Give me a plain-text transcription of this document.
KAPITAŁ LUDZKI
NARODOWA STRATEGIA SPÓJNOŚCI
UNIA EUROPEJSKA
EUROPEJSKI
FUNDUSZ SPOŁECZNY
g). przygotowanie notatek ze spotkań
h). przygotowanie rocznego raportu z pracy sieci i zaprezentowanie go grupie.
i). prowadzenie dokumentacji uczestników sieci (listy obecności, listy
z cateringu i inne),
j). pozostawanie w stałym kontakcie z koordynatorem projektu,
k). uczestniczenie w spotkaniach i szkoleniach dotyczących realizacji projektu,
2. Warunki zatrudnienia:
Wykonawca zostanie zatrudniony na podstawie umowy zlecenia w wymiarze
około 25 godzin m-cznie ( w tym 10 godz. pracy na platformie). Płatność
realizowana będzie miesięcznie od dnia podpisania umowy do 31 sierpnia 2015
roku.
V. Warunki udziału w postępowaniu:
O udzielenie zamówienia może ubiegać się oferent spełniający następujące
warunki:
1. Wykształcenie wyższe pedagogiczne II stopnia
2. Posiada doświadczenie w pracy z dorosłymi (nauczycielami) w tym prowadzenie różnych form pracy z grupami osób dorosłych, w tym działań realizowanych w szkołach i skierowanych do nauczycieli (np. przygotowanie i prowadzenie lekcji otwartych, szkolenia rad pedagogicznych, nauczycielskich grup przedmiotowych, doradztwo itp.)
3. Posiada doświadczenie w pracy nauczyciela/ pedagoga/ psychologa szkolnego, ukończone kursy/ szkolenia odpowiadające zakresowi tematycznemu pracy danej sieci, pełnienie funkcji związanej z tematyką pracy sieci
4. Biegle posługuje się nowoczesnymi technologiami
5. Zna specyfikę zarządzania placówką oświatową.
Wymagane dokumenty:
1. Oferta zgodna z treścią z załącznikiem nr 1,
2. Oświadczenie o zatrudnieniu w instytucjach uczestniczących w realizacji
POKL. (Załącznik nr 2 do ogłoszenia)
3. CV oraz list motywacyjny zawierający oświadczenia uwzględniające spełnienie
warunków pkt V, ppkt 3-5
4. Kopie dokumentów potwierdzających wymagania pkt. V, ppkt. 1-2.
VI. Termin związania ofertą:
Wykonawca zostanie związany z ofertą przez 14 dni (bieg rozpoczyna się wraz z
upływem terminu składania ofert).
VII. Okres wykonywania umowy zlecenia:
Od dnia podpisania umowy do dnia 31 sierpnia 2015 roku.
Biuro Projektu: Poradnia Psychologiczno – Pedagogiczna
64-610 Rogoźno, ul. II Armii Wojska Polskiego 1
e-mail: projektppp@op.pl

━━━━━━━━

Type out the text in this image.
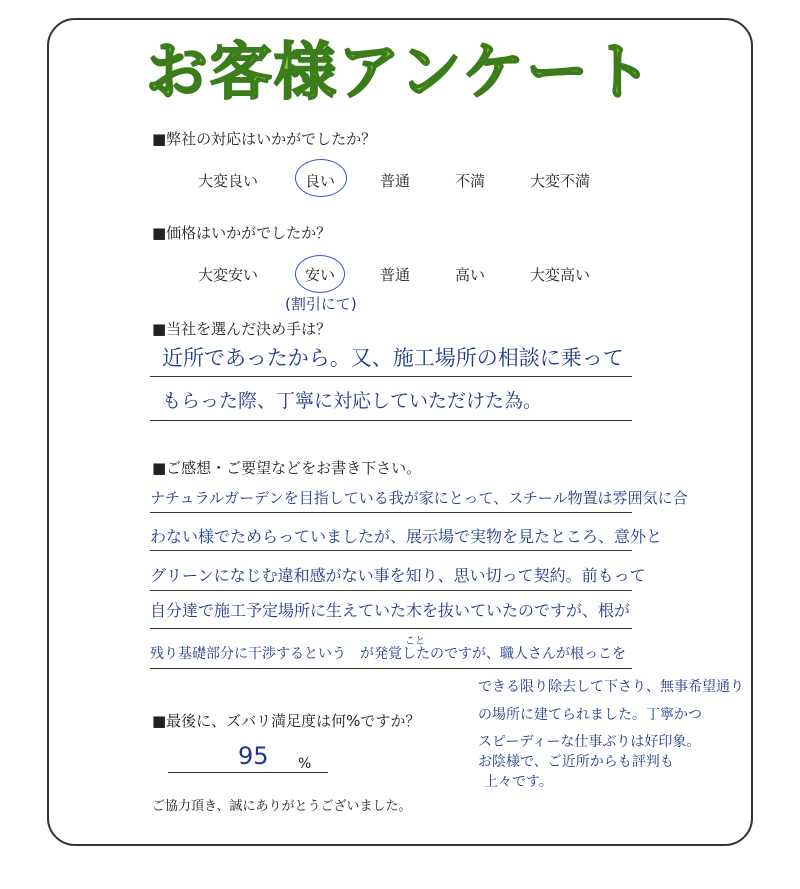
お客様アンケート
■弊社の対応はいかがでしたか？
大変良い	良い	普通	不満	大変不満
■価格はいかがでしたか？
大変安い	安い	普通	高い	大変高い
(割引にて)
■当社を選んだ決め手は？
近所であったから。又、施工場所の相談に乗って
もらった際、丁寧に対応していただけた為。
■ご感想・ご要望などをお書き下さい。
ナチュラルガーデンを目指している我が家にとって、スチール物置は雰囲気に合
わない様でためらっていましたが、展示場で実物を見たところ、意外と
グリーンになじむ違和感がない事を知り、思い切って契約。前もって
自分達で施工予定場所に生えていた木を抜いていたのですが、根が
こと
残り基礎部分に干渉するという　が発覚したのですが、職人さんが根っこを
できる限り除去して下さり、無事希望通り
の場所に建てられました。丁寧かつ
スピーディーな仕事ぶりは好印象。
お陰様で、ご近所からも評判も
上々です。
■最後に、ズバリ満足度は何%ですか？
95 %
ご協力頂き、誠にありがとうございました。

━━━━━━━━

Exercise prompt = Say how many lines of the data include the string "ppkt". Nothing other than the number should be given.

Output for this task = 2